(The task) Return the records exactly as they are.

(Data entries)
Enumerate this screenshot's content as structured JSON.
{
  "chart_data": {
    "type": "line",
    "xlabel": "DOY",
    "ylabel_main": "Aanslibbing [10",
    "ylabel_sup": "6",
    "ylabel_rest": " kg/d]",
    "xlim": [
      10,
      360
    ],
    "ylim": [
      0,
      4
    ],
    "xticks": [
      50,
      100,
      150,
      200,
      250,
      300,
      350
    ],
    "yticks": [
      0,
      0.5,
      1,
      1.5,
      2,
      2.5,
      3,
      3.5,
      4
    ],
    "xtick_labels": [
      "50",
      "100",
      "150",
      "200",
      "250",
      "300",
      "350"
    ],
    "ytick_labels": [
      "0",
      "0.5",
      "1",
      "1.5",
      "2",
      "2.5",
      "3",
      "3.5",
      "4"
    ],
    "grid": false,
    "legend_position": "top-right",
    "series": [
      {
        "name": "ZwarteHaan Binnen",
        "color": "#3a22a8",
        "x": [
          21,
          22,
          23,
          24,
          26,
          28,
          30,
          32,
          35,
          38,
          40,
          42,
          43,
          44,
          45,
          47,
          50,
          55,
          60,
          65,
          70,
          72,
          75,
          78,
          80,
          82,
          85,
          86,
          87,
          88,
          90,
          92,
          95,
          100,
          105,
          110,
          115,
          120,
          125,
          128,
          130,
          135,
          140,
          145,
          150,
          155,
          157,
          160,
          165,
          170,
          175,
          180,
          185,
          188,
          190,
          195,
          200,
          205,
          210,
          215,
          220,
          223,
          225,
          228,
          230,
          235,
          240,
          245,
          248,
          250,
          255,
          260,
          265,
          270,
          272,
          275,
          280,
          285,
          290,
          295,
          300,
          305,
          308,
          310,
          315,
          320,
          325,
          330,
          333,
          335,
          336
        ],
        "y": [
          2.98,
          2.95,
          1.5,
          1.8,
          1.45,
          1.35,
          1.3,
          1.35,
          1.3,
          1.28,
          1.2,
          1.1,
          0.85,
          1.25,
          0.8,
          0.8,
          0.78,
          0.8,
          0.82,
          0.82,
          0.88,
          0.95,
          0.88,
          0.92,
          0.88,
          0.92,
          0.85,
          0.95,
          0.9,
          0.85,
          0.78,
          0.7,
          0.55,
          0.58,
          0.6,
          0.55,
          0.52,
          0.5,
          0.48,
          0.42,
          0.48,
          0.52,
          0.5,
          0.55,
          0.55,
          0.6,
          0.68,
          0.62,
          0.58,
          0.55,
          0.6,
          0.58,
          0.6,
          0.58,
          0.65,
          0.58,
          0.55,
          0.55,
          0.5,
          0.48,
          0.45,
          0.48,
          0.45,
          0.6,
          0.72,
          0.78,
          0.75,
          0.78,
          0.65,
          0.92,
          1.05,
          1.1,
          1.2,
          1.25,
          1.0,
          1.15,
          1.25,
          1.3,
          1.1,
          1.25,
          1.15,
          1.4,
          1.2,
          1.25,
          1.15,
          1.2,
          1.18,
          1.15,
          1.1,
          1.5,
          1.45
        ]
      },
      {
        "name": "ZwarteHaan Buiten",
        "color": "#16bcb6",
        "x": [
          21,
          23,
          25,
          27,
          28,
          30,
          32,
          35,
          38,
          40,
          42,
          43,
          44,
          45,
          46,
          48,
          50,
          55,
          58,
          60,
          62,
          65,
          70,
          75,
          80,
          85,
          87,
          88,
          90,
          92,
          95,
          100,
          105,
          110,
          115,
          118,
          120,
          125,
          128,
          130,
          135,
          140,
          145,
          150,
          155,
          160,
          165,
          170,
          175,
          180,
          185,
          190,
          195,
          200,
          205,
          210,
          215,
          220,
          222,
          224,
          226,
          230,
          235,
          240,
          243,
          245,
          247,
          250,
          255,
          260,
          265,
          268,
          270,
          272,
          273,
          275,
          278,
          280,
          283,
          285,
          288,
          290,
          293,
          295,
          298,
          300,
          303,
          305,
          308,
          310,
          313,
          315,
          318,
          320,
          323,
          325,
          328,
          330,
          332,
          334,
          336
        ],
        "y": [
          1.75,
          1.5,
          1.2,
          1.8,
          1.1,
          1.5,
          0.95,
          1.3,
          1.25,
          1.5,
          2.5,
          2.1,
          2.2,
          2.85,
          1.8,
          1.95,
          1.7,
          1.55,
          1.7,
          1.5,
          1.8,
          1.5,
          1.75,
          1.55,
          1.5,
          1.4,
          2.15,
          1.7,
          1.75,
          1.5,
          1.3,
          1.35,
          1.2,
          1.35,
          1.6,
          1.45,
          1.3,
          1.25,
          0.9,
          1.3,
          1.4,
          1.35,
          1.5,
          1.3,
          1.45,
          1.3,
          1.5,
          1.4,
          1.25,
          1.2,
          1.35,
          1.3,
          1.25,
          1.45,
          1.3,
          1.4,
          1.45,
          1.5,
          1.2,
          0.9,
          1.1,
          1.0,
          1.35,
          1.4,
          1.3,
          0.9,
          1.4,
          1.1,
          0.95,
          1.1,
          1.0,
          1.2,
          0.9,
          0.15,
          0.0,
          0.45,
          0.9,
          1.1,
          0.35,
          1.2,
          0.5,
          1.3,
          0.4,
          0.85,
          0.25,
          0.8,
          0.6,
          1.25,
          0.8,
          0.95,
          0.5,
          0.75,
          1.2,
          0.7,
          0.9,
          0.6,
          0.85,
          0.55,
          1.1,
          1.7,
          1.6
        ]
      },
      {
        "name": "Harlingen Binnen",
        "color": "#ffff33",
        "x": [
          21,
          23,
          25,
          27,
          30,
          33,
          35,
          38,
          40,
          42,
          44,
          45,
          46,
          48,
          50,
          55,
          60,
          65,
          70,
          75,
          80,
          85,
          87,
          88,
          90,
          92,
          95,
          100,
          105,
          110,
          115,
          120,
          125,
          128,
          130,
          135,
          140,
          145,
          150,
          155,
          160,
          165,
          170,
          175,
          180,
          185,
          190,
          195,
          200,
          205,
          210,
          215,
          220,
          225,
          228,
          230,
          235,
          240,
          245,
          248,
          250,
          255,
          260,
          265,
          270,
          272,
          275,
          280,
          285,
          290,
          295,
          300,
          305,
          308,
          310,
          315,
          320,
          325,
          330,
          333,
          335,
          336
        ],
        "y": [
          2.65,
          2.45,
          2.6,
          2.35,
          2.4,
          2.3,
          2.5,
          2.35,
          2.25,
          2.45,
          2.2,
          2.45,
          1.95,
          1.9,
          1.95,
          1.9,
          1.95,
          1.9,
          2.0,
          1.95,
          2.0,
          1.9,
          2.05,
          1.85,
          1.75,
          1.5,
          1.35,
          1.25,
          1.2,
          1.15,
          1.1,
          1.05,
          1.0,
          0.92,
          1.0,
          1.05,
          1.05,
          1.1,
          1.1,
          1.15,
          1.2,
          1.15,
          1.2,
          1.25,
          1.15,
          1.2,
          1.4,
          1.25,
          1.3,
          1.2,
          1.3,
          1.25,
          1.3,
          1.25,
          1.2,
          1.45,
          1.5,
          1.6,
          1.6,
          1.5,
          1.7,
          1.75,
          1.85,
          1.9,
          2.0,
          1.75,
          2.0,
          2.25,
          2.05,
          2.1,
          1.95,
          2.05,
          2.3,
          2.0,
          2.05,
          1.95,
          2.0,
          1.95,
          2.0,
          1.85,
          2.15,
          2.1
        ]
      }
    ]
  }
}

(Solution to this task)
Enumerate this screenshot's content as structured JSON.
{
  "chart_data": {
    "type": "line",
    "xlabel": "DOY",
    "ylabel_main": "Aanslibbing [10",
    "ylabel_sup": "6",
    "ylabel_rest": " kg/d]",
    "xlim": [
      10,
      360
    ],
    "ylim": [
      0,
      4
    ],
    "xticks": [
      50,
      100,
      150,
      200,
      250,
      300,
      350
    ],
    "yticks": [
      0,
      0.5,
      1,
      1.5,
      2,
      2.5,
      3,
      3.5,
      4
    ],
    "xtick_labels": [
      "50",
      "100",
      "150",
      "200",
      "250",
      "300",
      "350"
    ],
    "ytick_labels": [
      "0",
      "0.5",
      "1",
      "1.5",
      "2",
      "2.5",
      "3",
      "3.5",
      "4"
    ],
    "grid": false,
    "legend_position": "top-right",
    "series": [
      {
        "name": "ZwarteHaan Binnen",
        "color": "#3a22a8",
        "x": [
          21,
          22,
          23,
          24,
          26,
          28,
          30,
          32,
          35,
          38,
          40,
          42,
          43,
          44,
          45,
          47,
          50,
          55,
          60,
          65,
          70,
          72,
          75,
          78,
          80,
          82,
          85,
          86,
          87,
          88,
          90,
          92,
          95,
          100,
          105,
          110,
          115,
          120,
          125,
          128,
          130,
          135,
          140,
          145,
          150,
          155,
          157,
          160,
          165,
          170,
          175,
          180,
          185,
          188,
          190,
          195,
          200,
          205,
          210,
          215,
          220,
          223,
          225,
          228,
          230,
          235,
          240,
          245,
          248,
          250,
          255,
          260,
          265,
          270,
          272,
          275,
          280,
          285,
          290,
          295,
          300,
          305,
          308,
          310,
          315,
          320,
          325,
          330,
          333,
          335,
          336
        ],
        "y": [
          2.98,
          2.95,
          1.5,
          1.8,
          1.45,
          1.35,
          1.3,
          1.35,
          1.3,
          1.28,
          1.2,
          1.1,
          0.85,
          1.25,
          0.8,
          0.8,
          0.78,
          0.8,
          0.82,
          0.82,
          0.88,
          0.95,
          0.88,
          0.92,
          0.88,
          0.92,
          0.85,
          0.95,
          0.9,
          0.85,
          0.78,
          0.7,
          0.55,
          0.58,
          0.6,
          0.55,
          0.52,
          0.5,
          0.48,
          0.42,
          0.48,
          0.52,
          0.5,
          0.55,
          0.55,
          0.6,
          0.68,
          0.62,
          0.58,
          0.55,
          0.6,
          0.58,
          0.6,
          0.58,
          0.65,
          0.58,
          0.55,
          0.55,
          0.5,
          0.48,
          0.45,
          0.48,
          0.45,
          0.6,
          0.72,
          0.78,
          0.75,
          0.78,
          0.65,
          0.92,
          1.05,
          1.1,
          1.2,
          1.25,
          1.0,
          1.15,
          1.25,
          1.3,
          1.1,
          1.25,
          1.15,
          1.4,
          1.2,
          1.25,
          1.15,
          1.2,
          1.18,
          1.15,
          1.1,
          1.5,
          1.45
        ]
      },
      {
        "name": "ZwarteHaan Buiten",
        "color": "#16bcb6",
        "x": [
          21,
          23,
          25,
          27,
          28,
          30,
          32,
          35,
          38,
          40,
          42,
          43,
          44,
          45,
          46,
          48,
          50,
          55,
          58,
          60,
          62,
          65,
          70,
          75,
          80,
          85,
          87,
          88,
          90,
          92,
          95,
          100,
          105,
          110,
          115,
          118,
          120,
          125,
          128,
          130,
          135,
          140,
          145,
          150,
          155,
          160,
          165,
          170,
          175,
          180,
          185,
          190,
          195,
          200,
          205,
          210,
          215,
          220,
          222,
          224,
          226,
          230,
          235,
          240,
          243,
          245,
          247,
          250,
          255,
          260,
          265,
          268,
          270,
          272,
          273,
          275,
          278,
          280,
          283,
          285,
          288,
          290,
          293,
          295,
          298,
          300,
          303,
          305,
          308,
          310,
          313,
          315,
          318,
          320,
          323,
          325,
          328,
          330,
          332,
          334,
          336
        ],
        "y": [
          1.75,
          1.5,
          1.2,
          1.8,
          1.1,
          1.5,
          0.95,
          1.3,
          1.25,
          1.5,
          2.5,
          2.1,
          2.2,
          2.85,
          1.8,
          1.95,
          1.7,
          1.55,
          1.7,
          1.5,
          1.8,
          1.5,
          1.75,
          1.55,
          1.5,
          1.4,
          2.15,
          1.7,
          1.75,
          1.5,
          1.3,
          1.35,
          1.2,
          1.35,
          1.6,
          1.45,
          1.3,
          1.25,
          0.9,
          1.3,
          1.4,
          1.35,
          1.5,
          1.3,
          1.45,
          1.3,
          1.5,
          1.4,
          1.25,
          1.2,
          1.35,
          1.3,
          1.25,
          1.45,
          1.3,
          1.4,
          1.45,
          1.5,
          1.2,
          0.9,
          1.1,
          1.0,
          1.35,
          1.4,
          1.3,
          0.9,
          1.4,
          1.1,
          0.95,
          1.1,
          1.0,
          1.2,
          0.9,
          0.15,
          0.0,
          0.45,
          0.9,
          1.1,
          0.35,
          1.2,
          0.5,
          1.3,
          0.4,
          0.85,
          0.25,
          0.8,
          0.6,
          1.25,
          0.8,
          0.95,
          0.5,
          0.75,
          1.2,
          0.7,
          0.9,
          0.6,
          0.85,
          0.55,
          1.1,
          1.7,
          1.6
        ]
      },
      {
        "name": "Harlingen Binnen",
        "color": "#ffff33",
        "x": [
          21,
          23,
          25,
          27,
          30,
          33,
          35,
          38,
          40,
          42,
          44,
          45,
          46,
          48,
          50,
          55,
          60,
          65,
          70,
          75,
          80,
          85,
          87,
          88,
          90,
          92,
          95,
          100,
          105,
          110,
          115,
          120,
          125,
          128,
          130,
          135,
          140,
          145,
          150,
          155,
          160,
          165,
          170,
          175,
          180,
          185,
          190,
          195,
          200,
          205,
          210,
          215,
          220,
          225,
          228,
          230,
          235,
          240,
          245,
          248,
          250,
          255,
          260,
          265,
          270,
          272,
          275,
          280,
          285,
          290,
          295,
          300,
          305,
          308,
          310,
          315,
          320,
          325,
          330,
          333,
          335,
          336
        ],
        "y": [
          2.65,
          2.45,
          2.6,
          2.35,
          2.4,
          2.3,
          2.5,
          2.35,
          2.25,
          2.45,
          2.2,
          2.45,
          1.95,
          1.9,
          1.95,
          1.9,
          1.95,
          1.9,
          2.0,
          1.95,
          2.0,
          1.9,
          2.05,
          1.85,
          1.75,
          1.5,
          1.35,
          1.25,
          1.2,
          1.15,
          1.1,
          1.05,
          1.0,
          0.92,
          1.0,
          1.05,
          1.05,
          1.1,
          1.1,
          1.15,
          1.2,
          1.15,
          1.2,
          1.25,
          1.15,
          1.2,
          1.4,
          1.25,
          1.3,
          1.2,
          1.3,
          1.25,
          1.3,
          1.25,
          1.2,
          1.45,
          1.5,
          1.6,
          1.6,
          1.5,
          1.7,
          1.75,
          1.85,
          1.9,
          2.0,
          1.75,
          2.0,
          2.25,
          2.05,
          2.1,
          1.95,
          2.05,
          2.3,
          2.0,
          2.05,
          1.95,
          2.0,
          1.95,
          2.0,
          1.85,
          2.15,
          2.1
        ]
      }
    ]
  }
}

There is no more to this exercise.